- [Written exercise] How many lines in the records below hold the string "color"? Please answer with the number and nothing more.

- [Stored items]
--- Start ---

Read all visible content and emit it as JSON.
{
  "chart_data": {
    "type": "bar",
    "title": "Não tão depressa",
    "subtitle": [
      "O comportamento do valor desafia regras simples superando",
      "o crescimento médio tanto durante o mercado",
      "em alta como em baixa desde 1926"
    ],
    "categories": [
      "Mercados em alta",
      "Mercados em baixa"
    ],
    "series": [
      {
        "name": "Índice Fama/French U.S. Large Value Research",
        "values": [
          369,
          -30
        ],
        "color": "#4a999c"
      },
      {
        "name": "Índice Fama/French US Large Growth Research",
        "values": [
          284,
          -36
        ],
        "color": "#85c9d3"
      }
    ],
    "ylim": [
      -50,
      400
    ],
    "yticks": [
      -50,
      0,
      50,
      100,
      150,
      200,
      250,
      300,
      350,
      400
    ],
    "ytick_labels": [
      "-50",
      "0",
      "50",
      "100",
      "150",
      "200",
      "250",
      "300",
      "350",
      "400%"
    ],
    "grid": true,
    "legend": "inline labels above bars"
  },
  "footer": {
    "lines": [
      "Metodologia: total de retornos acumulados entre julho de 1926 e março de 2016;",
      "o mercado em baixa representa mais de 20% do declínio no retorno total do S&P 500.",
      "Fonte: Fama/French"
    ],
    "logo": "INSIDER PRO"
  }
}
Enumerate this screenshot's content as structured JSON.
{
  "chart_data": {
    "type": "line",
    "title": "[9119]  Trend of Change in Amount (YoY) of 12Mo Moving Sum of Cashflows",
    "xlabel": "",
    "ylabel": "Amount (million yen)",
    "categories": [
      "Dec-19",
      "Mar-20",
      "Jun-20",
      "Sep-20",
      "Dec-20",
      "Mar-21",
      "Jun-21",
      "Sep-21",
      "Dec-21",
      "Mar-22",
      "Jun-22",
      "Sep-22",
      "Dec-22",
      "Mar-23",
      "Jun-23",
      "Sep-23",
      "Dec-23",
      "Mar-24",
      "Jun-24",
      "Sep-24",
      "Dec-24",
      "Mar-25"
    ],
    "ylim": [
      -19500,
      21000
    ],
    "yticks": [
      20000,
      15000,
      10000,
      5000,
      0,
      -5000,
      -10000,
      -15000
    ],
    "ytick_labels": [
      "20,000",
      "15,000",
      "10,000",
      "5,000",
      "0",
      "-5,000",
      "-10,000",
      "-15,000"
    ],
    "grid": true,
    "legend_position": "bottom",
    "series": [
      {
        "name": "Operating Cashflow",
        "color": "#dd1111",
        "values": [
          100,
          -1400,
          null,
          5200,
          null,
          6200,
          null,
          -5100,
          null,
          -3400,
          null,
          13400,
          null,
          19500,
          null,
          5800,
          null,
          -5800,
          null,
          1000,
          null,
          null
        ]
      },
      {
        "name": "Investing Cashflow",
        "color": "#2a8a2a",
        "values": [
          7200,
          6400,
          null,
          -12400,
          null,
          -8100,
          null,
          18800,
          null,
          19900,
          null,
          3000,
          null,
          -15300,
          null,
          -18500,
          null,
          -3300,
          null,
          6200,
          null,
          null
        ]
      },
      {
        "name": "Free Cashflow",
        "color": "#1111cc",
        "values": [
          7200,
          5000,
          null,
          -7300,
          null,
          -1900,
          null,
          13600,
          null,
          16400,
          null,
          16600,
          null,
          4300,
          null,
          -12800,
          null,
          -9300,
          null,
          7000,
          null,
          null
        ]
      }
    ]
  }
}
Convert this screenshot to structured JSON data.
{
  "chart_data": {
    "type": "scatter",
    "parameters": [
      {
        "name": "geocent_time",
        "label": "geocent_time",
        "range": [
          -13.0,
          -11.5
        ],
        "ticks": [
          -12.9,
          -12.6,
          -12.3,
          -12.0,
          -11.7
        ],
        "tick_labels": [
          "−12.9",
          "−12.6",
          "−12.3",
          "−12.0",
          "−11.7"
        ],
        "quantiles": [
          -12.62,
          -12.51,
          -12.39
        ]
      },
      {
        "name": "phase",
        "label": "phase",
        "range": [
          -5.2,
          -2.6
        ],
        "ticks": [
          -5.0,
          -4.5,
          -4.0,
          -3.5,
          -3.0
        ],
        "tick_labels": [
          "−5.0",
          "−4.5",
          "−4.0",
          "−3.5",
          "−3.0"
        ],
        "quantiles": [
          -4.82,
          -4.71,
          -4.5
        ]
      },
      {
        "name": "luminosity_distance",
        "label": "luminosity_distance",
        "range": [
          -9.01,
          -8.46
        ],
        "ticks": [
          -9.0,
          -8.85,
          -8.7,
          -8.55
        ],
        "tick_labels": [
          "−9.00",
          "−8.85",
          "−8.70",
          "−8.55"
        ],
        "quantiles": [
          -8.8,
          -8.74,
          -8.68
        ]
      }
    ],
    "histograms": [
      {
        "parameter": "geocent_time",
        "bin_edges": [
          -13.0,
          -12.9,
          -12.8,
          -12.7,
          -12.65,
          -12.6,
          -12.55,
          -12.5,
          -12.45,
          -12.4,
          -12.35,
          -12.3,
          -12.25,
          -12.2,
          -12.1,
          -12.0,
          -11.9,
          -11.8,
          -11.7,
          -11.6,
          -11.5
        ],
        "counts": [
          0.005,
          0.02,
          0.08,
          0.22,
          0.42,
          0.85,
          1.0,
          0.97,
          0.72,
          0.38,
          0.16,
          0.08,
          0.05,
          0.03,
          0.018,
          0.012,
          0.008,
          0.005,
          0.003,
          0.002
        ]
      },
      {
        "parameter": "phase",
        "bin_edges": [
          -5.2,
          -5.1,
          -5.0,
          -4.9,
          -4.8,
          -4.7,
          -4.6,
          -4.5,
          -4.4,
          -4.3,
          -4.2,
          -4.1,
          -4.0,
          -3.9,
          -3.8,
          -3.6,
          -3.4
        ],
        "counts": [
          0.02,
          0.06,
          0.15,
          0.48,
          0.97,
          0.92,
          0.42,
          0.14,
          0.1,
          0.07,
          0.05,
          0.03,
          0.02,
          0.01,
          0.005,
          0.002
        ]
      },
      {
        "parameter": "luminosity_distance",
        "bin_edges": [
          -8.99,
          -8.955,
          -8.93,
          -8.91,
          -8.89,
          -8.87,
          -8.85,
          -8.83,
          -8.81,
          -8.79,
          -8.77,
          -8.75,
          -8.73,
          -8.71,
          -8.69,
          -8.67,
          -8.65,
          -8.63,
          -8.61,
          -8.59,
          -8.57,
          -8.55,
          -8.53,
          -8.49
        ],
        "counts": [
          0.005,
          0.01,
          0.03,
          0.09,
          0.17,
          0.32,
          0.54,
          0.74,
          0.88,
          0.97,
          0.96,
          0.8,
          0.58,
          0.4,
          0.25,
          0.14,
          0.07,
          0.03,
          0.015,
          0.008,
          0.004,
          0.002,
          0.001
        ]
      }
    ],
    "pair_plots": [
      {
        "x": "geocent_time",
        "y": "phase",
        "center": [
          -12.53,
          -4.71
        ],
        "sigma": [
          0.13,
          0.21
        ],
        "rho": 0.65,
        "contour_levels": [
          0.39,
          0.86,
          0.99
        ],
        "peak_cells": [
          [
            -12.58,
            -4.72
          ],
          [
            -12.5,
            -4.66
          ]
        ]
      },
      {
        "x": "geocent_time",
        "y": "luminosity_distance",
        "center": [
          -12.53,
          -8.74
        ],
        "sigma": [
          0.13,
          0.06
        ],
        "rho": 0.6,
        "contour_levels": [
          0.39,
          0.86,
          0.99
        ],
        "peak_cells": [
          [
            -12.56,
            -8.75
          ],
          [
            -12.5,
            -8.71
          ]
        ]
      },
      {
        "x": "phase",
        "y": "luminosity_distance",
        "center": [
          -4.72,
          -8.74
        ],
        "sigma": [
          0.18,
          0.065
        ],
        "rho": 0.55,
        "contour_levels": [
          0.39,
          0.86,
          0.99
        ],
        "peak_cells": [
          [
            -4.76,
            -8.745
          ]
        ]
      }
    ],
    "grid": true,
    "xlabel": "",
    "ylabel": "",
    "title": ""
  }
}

--- End ---

- [Full response] 5